Records contained in a dataset ::

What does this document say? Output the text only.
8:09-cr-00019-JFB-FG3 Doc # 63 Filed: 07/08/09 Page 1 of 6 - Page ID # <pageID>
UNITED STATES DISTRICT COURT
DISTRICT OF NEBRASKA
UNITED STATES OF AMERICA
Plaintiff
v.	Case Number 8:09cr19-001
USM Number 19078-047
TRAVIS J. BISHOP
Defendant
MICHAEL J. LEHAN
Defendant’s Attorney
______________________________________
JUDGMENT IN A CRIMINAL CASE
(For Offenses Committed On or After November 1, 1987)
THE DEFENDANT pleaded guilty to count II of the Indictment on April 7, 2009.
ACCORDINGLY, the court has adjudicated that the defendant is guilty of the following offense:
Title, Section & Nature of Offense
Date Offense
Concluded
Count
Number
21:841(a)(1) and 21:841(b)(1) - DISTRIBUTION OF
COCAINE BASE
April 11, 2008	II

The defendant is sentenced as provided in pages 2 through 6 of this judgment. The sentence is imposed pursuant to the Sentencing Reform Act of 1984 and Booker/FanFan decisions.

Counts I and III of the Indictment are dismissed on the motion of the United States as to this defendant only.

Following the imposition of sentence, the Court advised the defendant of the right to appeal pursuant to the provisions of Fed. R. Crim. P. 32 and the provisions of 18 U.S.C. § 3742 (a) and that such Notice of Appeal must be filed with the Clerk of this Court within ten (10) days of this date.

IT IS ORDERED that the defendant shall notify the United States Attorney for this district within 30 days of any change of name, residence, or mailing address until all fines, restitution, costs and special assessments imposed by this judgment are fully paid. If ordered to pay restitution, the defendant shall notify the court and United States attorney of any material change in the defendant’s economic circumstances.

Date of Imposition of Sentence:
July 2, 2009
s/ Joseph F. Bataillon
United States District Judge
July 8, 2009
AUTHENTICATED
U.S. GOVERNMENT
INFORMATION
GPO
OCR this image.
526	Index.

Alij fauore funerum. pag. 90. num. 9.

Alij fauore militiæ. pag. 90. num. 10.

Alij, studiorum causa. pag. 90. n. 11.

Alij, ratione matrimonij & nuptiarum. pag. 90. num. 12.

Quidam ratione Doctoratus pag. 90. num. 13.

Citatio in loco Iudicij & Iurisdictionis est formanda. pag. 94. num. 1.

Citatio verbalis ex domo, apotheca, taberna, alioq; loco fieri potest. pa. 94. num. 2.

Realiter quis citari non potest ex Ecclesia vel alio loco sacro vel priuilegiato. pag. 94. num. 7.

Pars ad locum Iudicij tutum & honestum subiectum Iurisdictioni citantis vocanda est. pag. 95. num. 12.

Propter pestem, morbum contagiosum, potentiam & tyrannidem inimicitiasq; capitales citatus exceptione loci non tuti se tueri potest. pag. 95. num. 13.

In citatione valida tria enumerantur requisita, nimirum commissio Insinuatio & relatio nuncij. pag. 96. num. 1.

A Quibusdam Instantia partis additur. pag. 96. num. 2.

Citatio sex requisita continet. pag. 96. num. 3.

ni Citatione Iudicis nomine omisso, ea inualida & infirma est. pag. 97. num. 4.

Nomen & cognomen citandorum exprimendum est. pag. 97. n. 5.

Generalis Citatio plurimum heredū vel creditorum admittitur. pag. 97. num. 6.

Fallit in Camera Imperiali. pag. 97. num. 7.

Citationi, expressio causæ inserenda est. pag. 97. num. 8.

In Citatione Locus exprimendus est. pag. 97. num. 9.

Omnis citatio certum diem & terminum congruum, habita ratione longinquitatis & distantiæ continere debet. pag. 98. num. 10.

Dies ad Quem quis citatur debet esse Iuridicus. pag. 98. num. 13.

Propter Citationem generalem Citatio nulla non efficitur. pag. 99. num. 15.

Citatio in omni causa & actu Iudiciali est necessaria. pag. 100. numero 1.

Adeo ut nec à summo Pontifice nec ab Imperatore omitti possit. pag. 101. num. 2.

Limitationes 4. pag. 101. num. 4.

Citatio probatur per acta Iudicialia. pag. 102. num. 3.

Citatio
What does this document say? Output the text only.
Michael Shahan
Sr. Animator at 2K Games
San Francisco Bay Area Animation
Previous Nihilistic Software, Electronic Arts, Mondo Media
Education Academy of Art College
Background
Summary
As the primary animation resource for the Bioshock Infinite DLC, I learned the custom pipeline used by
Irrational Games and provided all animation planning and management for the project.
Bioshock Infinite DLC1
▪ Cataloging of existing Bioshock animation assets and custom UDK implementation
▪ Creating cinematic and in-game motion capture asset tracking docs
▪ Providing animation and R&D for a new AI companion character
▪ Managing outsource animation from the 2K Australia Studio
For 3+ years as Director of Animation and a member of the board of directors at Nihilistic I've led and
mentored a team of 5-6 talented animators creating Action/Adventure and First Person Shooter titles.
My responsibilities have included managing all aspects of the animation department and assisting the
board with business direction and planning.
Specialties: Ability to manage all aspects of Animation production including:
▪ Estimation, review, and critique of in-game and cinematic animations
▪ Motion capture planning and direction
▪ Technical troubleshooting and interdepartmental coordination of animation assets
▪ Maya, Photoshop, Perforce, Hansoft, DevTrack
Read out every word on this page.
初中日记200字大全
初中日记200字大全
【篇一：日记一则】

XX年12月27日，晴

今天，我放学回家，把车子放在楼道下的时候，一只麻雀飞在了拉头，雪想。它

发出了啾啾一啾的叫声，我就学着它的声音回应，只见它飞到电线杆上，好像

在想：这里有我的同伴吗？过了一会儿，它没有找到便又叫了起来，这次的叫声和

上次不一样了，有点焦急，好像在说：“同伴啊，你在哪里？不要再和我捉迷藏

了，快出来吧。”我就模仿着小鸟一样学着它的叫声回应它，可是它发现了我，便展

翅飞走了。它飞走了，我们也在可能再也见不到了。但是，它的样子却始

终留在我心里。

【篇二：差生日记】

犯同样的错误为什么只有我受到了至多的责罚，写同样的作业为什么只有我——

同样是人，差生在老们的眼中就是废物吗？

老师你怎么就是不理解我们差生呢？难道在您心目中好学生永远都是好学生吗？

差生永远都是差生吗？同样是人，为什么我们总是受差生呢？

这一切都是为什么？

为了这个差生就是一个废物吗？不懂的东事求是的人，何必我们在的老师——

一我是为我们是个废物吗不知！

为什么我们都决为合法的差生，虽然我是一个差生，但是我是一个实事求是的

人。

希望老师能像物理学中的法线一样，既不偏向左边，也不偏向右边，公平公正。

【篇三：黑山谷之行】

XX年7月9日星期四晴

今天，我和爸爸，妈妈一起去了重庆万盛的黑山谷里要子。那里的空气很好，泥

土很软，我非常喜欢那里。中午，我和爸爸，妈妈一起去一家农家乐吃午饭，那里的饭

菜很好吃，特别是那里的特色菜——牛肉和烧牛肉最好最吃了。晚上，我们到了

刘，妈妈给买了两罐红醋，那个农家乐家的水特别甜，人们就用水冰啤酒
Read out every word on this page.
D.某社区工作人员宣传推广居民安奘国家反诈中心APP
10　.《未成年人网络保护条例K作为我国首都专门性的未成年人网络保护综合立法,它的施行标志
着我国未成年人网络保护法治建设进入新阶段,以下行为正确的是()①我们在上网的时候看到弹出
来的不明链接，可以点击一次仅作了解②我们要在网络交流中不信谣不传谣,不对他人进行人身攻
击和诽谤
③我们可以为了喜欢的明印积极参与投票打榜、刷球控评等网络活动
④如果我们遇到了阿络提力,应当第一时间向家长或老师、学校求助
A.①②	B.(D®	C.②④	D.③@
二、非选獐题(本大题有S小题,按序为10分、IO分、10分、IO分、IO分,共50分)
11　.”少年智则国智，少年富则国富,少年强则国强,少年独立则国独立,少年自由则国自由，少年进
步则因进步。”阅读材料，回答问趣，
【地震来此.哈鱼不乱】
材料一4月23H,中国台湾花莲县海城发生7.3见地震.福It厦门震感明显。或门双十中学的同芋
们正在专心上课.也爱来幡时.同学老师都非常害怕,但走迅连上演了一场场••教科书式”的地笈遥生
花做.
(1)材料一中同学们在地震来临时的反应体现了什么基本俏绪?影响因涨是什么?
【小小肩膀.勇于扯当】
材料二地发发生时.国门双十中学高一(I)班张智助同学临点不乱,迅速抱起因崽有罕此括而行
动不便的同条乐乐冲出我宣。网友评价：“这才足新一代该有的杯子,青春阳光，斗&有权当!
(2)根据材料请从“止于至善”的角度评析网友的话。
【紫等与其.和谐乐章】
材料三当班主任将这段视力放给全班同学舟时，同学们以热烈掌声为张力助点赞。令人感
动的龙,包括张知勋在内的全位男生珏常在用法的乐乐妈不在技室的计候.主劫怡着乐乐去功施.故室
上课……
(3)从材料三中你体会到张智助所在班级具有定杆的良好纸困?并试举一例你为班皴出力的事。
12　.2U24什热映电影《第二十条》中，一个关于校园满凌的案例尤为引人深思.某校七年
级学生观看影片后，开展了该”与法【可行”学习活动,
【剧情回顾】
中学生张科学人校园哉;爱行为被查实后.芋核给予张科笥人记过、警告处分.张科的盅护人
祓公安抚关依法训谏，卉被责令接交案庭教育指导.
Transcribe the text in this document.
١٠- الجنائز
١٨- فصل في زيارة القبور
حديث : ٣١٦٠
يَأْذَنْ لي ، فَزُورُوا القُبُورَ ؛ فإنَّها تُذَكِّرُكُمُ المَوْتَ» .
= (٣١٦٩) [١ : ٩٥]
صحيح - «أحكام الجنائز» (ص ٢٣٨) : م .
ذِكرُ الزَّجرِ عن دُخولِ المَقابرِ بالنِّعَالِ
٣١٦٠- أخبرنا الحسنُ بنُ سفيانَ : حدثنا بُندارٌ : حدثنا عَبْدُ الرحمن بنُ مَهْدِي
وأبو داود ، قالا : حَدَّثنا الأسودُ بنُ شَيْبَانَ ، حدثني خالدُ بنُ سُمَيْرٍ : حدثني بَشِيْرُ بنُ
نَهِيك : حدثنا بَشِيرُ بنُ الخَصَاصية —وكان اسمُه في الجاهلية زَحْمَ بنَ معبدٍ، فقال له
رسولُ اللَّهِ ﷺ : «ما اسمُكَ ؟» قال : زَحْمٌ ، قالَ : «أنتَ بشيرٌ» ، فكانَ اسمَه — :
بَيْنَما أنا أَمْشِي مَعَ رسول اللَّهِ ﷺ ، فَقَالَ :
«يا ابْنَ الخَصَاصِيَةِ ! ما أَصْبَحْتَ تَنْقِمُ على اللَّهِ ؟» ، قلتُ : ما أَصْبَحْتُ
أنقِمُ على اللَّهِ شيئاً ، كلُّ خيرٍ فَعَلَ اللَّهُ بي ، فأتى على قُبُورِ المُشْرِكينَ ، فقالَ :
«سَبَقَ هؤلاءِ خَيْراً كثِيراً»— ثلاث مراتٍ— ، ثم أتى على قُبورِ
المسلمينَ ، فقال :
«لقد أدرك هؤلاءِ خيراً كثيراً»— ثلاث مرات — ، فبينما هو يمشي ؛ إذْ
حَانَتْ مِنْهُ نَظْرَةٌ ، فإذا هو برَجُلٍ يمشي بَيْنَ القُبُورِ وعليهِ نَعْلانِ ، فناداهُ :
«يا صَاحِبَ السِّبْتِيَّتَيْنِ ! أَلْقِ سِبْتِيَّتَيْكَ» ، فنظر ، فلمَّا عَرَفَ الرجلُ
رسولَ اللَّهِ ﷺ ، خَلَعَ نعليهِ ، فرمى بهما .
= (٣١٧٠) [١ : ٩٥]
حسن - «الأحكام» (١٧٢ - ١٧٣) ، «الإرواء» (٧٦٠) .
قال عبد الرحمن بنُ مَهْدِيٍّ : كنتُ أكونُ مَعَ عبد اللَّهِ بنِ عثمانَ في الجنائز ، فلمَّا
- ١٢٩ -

Aim ::
Report the number of lines above that contain the word "provided", and only that number.

Result ::
2